▶ [Records]
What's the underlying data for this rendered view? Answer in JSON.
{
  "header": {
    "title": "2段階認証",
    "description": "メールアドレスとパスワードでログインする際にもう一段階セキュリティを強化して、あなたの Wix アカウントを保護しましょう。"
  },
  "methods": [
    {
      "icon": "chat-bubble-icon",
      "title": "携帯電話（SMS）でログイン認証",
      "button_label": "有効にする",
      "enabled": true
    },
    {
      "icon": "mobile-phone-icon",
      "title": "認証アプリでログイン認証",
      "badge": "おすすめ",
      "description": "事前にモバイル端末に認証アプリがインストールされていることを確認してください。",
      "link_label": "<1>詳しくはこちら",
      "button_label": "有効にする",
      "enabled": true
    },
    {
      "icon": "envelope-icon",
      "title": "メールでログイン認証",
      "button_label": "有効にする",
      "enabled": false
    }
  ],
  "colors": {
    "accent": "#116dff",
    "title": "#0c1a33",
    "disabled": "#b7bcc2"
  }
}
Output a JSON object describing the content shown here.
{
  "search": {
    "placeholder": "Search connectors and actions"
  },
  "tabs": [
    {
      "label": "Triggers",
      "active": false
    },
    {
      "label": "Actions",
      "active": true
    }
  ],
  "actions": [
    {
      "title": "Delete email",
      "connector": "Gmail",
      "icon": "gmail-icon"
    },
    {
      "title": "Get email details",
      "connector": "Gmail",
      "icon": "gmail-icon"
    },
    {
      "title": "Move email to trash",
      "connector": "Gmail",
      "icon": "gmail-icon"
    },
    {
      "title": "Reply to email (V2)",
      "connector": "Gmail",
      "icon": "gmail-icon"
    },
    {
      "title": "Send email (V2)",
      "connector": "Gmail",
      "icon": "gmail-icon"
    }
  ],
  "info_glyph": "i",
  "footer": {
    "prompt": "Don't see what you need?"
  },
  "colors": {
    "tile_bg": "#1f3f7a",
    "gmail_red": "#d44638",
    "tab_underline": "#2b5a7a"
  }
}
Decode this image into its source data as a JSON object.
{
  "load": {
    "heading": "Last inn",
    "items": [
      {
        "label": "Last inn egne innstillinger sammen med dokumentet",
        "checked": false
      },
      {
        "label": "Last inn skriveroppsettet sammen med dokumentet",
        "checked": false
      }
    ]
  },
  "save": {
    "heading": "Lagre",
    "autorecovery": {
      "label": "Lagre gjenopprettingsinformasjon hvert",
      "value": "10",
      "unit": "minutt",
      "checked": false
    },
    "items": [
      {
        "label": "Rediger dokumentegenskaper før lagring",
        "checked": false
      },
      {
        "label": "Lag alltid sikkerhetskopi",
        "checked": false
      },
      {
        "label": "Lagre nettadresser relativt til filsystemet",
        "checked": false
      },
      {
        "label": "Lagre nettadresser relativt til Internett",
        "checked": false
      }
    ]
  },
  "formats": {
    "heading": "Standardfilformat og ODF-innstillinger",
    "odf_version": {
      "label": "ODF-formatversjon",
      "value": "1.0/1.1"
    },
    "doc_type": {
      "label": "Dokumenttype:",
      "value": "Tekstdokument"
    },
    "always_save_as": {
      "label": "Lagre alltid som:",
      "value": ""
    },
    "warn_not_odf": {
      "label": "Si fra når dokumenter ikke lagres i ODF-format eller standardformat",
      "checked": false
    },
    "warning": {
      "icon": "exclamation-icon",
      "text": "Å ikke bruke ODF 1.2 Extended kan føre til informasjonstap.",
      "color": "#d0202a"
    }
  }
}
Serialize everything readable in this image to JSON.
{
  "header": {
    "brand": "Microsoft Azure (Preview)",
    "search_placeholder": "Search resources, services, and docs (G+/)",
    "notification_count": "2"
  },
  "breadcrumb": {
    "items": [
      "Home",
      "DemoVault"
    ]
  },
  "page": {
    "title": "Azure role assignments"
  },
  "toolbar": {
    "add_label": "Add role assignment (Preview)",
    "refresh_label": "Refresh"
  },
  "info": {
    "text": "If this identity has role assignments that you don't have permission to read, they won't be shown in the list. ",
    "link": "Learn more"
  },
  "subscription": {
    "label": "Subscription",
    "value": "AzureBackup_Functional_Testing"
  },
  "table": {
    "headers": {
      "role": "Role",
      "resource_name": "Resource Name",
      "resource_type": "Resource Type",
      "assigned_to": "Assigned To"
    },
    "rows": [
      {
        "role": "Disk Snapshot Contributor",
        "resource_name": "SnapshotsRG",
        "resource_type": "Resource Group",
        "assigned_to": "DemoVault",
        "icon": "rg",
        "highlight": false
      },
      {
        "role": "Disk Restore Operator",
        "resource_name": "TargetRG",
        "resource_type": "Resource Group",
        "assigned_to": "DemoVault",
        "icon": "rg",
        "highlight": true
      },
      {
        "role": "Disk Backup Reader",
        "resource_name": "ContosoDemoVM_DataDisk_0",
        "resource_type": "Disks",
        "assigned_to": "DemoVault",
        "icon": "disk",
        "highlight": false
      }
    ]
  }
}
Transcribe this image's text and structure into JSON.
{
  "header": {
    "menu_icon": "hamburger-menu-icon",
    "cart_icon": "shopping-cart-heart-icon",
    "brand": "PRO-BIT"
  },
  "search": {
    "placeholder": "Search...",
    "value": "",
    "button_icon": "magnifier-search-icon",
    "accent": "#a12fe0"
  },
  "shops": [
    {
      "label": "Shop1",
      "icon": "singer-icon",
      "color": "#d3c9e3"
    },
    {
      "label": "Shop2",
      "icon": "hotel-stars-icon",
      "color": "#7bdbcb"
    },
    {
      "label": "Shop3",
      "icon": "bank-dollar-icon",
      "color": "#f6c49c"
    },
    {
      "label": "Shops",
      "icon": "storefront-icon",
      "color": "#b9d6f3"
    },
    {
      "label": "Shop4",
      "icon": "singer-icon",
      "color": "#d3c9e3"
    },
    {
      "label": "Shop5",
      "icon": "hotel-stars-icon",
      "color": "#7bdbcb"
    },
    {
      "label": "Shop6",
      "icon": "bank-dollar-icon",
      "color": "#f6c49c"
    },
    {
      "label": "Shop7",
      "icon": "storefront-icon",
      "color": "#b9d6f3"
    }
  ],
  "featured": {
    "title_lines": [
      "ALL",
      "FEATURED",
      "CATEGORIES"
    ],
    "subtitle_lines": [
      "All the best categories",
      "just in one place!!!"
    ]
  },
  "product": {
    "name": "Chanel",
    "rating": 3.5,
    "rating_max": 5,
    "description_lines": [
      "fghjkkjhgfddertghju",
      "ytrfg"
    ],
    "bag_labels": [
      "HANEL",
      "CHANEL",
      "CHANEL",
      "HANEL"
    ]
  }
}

▶ [Task to carry out]
From the data, list each line in which the string "this" appears.

▶ [Exercise output]
What's the underlying data for this rendered view? Answer in JSON.
Decode this image into its source data as a JSON object.
Serialize everything readable in this image to JSON.
    "text": "If this identity has role assignments that you don't have permission to read, they won't be shown in the list. ",
Transcribe this image's text and structure into JSON.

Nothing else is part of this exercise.